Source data
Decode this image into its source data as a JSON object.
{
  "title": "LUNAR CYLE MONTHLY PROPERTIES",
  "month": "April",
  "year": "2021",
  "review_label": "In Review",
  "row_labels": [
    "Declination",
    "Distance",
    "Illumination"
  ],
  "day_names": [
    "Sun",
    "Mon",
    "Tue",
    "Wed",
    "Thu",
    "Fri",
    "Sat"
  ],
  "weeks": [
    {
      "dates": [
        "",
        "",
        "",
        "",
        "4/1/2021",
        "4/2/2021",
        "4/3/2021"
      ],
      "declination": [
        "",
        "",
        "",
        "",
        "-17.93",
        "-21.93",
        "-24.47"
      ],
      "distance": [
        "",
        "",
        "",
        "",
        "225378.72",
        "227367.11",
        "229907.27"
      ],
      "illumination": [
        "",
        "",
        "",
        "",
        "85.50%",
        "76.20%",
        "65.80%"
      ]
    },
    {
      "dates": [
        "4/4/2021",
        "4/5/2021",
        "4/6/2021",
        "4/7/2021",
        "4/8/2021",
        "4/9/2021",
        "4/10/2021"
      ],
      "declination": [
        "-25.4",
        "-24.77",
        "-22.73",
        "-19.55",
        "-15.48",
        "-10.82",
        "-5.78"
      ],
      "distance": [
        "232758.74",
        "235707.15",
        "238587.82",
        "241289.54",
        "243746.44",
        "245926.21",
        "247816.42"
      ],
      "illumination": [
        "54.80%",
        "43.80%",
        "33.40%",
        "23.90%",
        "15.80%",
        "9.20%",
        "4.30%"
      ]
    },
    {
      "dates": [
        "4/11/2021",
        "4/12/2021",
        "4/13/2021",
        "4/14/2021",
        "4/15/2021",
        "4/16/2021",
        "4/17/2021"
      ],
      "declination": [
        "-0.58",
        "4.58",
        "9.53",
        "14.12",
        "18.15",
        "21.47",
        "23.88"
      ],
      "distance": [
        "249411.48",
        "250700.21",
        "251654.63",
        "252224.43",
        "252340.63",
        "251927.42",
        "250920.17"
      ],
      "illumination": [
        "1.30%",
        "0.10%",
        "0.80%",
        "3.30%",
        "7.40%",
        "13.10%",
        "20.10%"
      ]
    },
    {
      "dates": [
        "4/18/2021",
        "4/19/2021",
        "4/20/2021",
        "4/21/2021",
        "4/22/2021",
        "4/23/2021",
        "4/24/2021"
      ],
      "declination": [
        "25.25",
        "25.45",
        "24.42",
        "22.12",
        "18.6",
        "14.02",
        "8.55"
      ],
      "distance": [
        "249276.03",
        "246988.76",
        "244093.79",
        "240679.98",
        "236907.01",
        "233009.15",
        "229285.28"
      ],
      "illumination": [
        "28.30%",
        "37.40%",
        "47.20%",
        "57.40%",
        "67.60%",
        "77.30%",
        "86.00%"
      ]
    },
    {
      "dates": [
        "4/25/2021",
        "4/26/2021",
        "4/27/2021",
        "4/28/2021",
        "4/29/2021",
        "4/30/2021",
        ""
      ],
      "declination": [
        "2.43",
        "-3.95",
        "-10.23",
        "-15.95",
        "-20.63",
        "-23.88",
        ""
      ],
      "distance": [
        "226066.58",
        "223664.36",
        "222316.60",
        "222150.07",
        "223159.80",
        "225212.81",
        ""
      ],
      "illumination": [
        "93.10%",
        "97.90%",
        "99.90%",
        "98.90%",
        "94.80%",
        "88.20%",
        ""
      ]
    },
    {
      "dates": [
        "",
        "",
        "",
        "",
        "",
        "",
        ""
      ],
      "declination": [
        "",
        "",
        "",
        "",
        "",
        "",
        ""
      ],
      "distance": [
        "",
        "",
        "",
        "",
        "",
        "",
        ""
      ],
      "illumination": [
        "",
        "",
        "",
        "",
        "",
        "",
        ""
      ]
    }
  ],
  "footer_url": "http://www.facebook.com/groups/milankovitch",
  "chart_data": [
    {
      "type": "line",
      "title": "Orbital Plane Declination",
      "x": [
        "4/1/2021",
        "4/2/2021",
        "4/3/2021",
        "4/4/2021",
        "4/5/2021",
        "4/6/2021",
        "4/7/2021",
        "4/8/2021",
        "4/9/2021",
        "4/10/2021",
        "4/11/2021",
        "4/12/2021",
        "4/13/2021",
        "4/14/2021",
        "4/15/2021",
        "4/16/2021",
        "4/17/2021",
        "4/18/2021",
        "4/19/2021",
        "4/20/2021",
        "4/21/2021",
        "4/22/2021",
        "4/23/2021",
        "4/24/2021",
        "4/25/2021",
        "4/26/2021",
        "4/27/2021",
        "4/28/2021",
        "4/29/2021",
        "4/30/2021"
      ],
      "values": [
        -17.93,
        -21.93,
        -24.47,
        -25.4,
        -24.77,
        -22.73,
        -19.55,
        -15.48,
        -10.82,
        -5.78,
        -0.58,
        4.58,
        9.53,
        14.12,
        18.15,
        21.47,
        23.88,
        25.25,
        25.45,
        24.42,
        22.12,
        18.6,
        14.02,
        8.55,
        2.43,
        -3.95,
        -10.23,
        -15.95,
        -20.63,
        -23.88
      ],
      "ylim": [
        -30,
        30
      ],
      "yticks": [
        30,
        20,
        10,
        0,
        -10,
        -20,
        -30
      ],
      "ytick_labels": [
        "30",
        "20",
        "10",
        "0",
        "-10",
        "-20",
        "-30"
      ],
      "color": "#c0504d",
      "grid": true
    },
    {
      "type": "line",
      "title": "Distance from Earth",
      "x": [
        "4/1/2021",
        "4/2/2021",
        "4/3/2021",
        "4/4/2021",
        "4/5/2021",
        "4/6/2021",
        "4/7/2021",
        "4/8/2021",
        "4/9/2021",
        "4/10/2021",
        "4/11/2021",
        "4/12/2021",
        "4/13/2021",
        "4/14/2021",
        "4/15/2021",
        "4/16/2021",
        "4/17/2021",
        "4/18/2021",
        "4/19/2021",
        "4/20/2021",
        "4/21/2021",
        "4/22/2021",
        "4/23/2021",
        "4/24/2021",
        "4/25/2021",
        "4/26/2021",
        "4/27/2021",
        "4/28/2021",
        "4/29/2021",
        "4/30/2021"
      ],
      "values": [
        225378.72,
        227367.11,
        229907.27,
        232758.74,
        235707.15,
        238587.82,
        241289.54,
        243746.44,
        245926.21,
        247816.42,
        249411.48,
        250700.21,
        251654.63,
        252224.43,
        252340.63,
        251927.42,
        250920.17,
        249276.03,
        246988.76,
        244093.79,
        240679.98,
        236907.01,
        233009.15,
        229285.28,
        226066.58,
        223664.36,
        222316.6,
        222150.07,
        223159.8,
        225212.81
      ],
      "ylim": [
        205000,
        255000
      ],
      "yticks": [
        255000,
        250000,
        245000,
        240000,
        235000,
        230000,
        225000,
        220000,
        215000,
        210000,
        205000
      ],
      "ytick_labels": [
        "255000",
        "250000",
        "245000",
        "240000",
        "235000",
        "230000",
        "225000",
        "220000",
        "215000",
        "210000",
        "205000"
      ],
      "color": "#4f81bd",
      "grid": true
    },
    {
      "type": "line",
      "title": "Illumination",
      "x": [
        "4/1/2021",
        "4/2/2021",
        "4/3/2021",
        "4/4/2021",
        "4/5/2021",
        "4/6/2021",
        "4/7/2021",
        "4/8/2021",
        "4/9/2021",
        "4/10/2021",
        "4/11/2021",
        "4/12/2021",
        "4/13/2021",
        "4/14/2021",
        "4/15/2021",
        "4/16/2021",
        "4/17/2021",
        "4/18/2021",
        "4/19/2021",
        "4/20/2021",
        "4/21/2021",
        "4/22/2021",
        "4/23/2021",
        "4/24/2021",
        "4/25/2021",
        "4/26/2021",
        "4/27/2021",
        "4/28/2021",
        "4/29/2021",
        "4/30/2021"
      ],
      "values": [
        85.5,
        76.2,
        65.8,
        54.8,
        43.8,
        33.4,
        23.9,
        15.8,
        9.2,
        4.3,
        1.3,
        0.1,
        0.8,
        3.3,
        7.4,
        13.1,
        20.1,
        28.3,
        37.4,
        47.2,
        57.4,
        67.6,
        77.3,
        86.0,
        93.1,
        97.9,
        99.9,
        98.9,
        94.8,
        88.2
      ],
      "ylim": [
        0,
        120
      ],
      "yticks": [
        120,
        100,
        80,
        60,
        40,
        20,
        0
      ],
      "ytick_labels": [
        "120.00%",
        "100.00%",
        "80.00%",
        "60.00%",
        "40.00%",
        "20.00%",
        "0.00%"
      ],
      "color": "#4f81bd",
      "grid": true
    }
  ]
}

Stated problem: Show every line above in which the word "title" occurs.

Task result:
  "title": "LUNAR CYLE MONTHLY PROPERTIES",
      "title": "Orbital Plane Declination",
      "title": "Distance from Earth",
      "title": "Illumination",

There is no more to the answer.